— Problem requirements —
Copy the records below exactly, leaving out any pictures.

A block of data:
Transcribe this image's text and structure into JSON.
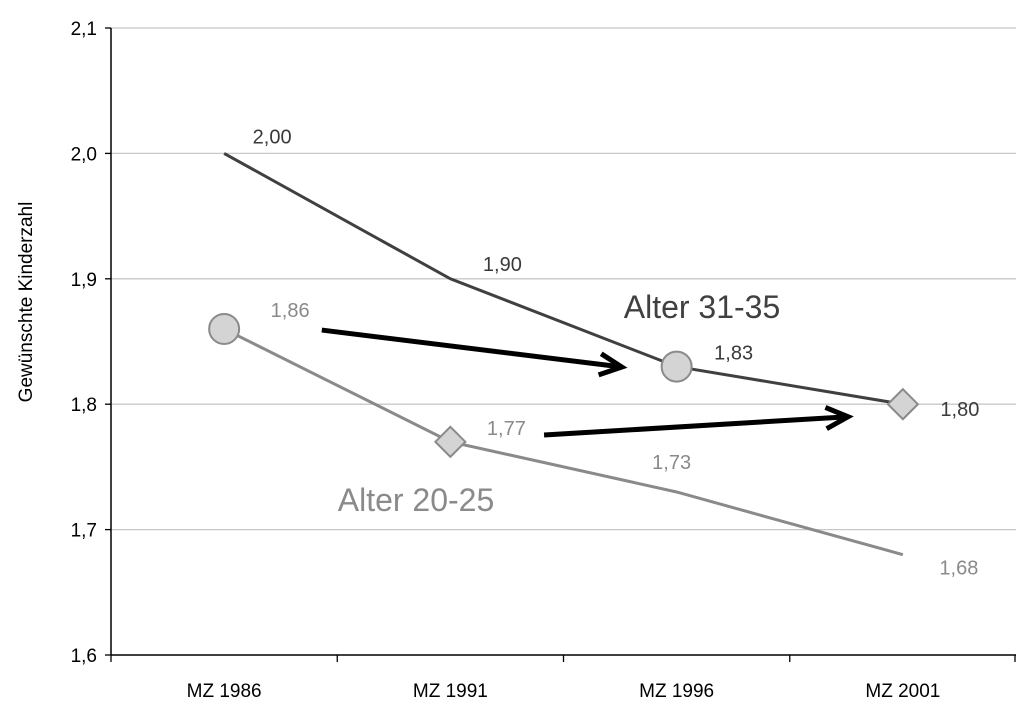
{
  "chart_data": {
    "type": "line",
    "title": "",
    "xlabel": "",
    "ylabel": "Gewünschte Kinderzahl",
    "ylim": [
      1.6,
      2.1
    ],
    "yticks": [
      "1,6",
      "1,7",
      "1,8",
      "1,9",
      "2,0",
      "2,1"
    ],
    "grid": true,
    "categories": [
      "MZ 1986",
      "MZ 1991",
      "MZ 1996",
      "MZ 2001"
    ],
    "series": [
      {
        "name": "Alter 31-35",
        "color": "#404040",
        "values": [
          2.0,
          1.9,
          1.83,
          1.8
        ],
        "labels": [
          "2,00",
          "1,90",
          "1,83",
          "1,80"
        ]
      },
      {
        "name": "Alter 20-25",
        "color": "#8a8a8a",
        "values": [
          1.86,
          1.77,
          1.73,
          1.68
        ],
        "labels": [
          "1,86",
          "1,77",
          "1,73",
          "1,68"
        ]
      }
    ],
    "markers": [
      {
        "shape": "circle",
        "category": "MZ 1986",
        "value": 1.86
      },
      {
        "shape": "diamond",
        "category": "MZ 1991",
        "value": 1.77
      },
      {
        "shape": "circle",
        "category": "MZ 1996",
        "value": 1.83
      },
      {
        "shape": "diamond",
        "category": "MZ 2001",
        "value": 1.8
      }
    ],
    "arrows": [
      {
        "from": {
          "category": "MZ 1986",
          "value": 1.86
        },
        "to": {
          "category": "MZ 1996",
          "value": 1.83
        }
      },
      {
        "from": {
          "category": "MZ 1991",
          "value": 1.77
        },
        "to": {
          "category": "MZ 2001",
          "value": 1.8
        }
      }
    ],
    "marker_fill": "#d4d4d4",
    "marker_stroke": "#8a8a8a",
    "arrow_color": "#000000"
  }
}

— Full answer —
Transcribe this image's text and structure into JSON.
{
  "chart_data": {
    "type": "line",
    "title": "",
    "xlabel": "",
    "ylabel": "Gewünschte Kinderzahl",
    "ylim": [
      1.6,
      2.1
    ],
    "yticks": [
      "1,6",
      "1,7",
      "1,8",
      "1,9",
      "2,0",
      "2,1"
    ],
    "grid": true,
    "categories": [
      "MZ 1986",
      "MZ 1991",
      "MZ 1996",
      "MZ 2001"
    ],
    "series": [
      {
        "name": "Alter 31-35",
        "color": "#404040",
        "values": [
          2.0,
          1.9,
          1.83,
          1.8
        ],
        "labels": [
          "2,00",
          "1,90",
          "1,83",
          "1,80"
        ]
      },
      {
        "name": "Alter 20-25",
        "color": "#8a8a8a",
        "values": [
          1.86,
          1.77,
          1.73,
          1.68
        ],
        "labels": [
          "1,86",
          "1,77",
          "1,73",
          "1,68"
        ]
      }
    ],
    "markers": [
      {
        "shape": "circle",
        "category": "MZ 1986",
        "value": 1.86
      },
      {
        "shape": "diamond",
        "category": "MZ 1991",
        "value": 1.77
      },
      {
        "shape": "circle",
        "category": "MZ 1996",
        "value": 1.83
      },
      {
        "shape": "diamond",
        "category": "MZ 2001",
        "value": 1.8
      }
    ],
    "arrows": [
      {
        "from": {
          "category": "MZ 1986",
          "value": 1.86
        },
        "to": {
          "category": "MZ 1996",
          "value": 1.83
        }
      },
      {
        "from": {
          "category": "MZ 1991",
          "value": 1.77
        },
        "to": {
          "category": "MZ 2001",
          "value": 1.8
        }
      }
    ],
    "marker_fill": "#d4d4d4",
    "marker_stroke": "#8a8a8a",
    "arrow_color": "#000000"
  }
}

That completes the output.